— Direction —
Copy every line that mentions the word "xlabel".
-- START OF Listing --
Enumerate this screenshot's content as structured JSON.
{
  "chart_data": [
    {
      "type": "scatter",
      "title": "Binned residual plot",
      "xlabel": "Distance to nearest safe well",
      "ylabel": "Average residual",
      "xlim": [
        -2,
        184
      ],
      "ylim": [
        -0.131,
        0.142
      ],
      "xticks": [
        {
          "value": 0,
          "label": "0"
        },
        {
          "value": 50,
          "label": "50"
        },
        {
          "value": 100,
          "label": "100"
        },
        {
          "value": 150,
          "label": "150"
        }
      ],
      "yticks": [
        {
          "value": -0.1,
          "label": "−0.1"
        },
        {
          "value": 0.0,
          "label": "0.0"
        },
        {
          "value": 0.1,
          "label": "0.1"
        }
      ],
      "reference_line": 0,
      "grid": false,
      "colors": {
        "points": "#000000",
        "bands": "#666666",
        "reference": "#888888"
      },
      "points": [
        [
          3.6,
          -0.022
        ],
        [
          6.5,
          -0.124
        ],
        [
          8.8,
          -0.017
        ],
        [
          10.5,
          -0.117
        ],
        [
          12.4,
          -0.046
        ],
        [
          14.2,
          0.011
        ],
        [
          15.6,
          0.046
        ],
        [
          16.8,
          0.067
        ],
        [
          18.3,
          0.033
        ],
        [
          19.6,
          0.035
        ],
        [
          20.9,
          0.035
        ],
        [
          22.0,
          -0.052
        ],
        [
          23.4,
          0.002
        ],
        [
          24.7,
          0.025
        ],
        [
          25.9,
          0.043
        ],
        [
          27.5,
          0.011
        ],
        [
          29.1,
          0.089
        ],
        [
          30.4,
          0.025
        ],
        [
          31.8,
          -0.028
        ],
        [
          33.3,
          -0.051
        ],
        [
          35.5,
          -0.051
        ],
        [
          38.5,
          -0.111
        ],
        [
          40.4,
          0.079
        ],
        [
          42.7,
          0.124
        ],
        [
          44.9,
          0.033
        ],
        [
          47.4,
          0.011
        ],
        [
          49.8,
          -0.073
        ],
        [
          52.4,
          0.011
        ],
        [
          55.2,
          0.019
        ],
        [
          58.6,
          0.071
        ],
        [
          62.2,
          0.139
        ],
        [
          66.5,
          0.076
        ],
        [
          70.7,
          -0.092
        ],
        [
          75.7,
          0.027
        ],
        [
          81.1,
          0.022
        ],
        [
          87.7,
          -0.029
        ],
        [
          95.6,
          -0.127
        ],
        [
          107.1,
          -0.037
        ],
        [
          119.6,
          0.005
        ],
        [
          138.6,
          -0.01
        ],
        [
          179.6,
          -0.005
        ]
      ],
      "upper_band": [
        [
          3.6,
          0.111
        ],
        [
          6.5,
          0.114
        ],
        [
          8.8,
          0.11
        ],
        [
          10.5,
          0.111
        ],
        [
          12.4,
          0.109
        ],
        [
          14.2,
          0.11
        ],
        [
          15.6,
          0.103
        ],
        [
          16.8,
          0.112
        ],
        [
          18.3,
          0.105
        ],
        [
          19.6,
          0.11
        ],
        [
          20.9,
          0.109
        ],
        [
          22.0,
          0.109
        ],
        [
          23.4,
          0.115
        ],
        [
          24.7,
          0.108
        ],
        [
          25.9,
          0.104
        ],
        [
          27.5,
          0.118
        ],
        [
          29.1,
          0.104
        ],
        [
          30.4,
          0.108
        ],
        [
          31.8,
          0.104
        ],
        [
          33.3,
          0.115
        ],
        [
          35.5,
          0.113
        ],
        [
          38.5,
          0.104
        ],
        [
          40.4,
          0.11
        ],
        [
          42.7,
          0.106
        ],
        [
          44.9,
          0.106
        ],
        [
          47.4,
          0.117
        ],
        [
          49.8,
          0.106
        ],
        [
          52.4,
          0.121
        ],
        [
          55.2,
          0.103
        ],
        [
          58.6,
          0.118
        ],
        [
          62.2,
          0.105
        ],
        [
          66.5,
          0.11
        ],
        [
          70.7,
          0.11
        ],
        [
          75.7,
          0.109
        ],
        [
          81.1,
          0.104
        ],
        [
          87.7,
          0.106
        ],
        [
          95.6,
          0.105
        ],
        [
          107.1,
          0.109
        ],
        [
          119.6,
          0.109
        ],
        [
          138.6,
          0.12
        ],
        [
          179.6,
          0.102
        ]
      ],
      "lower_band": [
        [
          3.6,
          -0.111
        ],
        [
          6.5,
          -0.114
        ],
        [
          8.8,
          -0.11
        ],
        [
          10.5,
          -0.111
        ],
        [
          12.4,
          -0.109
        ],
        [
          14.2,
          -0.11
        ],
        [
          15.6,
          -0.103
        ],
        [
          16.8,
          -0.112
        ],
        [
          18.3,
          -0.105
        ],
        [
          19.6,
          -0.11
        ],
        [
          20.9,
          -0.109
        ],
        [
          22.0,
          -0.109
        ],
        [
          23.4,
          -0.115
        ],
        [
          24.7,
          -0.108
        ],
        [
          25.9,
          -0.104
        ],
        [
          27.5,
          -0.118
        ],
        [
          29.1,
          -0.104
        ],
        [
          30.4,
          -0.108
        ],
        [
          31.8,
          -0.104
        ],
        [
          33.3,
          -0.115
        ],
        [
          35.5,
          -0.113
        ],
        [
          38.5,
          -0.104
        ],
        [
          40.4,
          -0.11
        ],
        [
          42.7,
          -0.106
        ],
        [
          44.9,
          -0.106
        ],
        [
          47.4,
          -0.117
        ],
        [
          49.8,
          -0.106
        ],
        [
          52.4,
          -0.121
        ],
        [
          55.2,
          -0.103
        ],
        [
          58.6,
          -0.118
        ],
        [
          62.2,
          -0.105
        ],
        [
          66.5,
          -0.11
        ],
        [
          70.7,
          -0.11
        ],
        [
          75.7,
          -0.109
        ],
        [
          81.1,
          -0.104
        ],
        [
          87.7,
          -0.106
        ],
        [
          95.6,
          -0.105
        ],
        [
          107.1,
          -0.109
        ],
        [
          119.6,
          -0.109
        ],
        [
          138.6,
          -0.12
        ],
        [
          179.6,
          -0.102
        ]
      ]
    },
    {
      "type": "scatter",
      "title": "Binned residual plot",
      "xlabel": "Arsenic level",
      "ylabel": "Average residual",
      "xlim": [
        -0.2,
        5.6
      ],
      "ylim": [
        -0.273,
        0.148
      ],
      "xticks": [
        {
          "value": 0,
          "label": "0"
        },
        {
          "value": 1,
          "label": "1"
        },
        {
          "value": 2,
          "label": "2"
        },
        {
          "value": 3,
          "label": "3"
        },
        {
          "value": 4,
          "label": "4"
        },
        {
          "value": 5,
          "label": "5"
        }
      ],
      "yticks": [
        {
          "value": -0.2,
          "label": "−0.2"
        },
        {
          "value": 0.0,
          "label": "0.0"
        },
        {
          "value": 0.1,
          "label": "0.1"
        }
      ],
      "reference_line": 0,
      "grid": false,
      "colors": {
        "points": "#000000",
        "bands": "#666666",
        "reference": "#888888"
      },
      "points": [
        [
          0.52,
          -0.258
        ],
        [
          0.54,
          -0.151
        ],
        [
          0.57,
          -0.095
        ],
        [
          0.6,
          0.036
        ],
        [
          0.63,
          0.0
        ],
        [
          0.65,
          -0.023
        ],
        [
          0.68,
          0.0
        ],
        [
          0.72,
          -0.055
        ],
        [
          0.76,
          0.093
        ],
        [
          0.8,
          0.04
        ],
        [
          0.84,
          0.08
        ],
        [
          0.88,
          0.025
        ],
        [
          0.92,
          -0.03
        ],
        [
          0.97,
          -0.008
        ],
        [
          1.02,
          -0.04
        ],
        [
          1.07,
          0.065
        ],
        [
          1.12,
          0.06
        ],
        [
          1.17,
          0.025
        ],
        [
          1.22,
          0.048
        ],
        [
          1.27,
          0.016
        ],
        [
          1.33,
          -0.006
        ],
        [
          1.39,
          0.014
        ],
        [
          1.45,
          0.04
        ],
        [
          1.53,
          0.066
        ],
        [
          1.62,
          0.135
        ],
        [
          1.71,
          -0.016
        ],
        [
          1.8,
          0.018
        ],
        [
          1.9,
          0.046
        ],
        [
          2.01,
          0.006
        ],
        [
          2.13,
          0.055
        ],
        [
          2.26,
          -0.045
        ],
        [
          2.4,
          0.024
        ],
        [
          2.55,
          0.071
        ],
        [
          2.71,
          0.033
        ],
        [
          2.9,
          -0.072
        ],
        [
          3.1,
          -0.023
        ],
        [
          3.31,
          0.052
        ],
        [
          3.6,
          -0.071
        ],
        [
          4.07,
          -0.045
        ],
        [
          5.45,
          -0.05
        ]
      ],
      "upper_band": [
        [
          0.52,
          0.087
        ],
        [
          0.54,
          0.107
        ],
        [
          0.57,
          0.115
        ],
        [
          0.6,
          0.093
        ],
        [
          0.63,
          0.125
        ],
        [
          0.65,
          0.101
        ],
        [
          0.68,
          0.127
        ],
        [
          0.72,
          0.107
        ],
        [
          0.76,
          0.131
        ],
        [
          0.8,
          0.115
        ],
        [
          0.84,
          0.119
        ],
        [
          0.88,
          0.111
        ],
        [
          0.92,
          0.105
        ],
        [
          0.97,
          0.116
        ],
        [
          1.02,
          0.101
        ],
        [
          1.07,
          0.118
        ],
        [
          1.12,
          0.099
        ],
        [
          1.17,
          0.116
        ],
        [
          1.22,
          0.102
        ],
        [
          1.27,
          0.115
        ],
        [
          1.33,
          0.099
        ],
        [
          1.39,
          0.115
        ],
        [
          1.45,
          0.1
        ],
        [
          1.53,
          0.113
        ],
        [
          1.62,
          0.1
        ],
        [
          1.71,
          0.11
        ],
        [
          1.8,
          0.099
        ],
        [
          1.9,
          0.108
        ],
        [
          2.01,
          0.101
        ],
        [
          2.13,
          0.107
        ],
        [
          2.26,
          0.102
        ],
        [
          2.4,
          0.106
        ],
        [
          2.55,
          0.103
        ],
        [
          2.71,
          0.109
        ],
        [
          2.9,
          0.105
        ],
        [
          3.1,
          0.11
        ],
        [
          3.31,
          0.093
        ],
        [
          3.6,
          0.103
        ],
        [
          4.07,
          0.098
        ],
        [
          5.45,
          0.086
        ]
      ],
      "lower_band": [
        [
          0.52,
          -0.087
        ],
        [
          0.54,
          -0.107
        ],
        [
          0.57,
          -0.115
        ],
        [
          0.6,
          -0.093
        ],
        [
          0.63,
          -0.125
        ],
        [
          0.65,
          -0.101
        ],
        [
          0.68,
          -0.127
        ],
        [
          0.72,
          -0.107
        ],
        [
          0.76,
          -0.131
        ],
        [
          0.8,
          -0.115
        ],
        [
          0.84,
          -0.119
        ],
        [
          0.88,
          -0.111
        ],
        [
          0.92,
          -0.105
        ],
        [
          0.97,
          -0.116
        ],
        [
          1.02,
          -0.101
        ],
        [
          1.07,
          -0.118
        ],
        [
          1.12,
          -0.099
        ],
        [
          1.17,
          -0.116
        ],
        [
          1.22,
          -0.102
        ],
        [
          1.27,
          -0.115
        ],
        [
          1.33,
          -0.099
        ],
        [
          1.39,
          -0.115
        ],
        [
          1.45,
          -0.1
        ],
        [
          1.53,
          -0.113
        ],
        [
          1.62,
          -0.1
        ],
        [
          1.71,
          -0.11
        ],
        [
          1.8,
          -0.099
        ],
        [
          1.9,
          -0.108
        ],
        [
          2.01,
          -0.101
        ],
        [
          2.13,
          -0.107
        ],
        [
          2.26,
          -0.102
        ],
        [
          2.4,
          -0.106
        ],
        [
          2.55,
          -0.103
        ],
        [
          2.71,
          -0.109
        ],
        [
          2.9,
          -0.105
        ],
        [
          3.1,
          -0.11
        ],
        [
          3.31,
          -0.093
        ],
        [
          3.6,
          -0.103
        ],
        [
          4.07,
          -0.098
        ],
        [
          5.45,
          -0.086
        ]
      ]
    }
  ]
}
-- END OF Listing --
— Response below —
      "xlabel": "Distance to nearest safe well",
      "xlabel": "Arsenic level",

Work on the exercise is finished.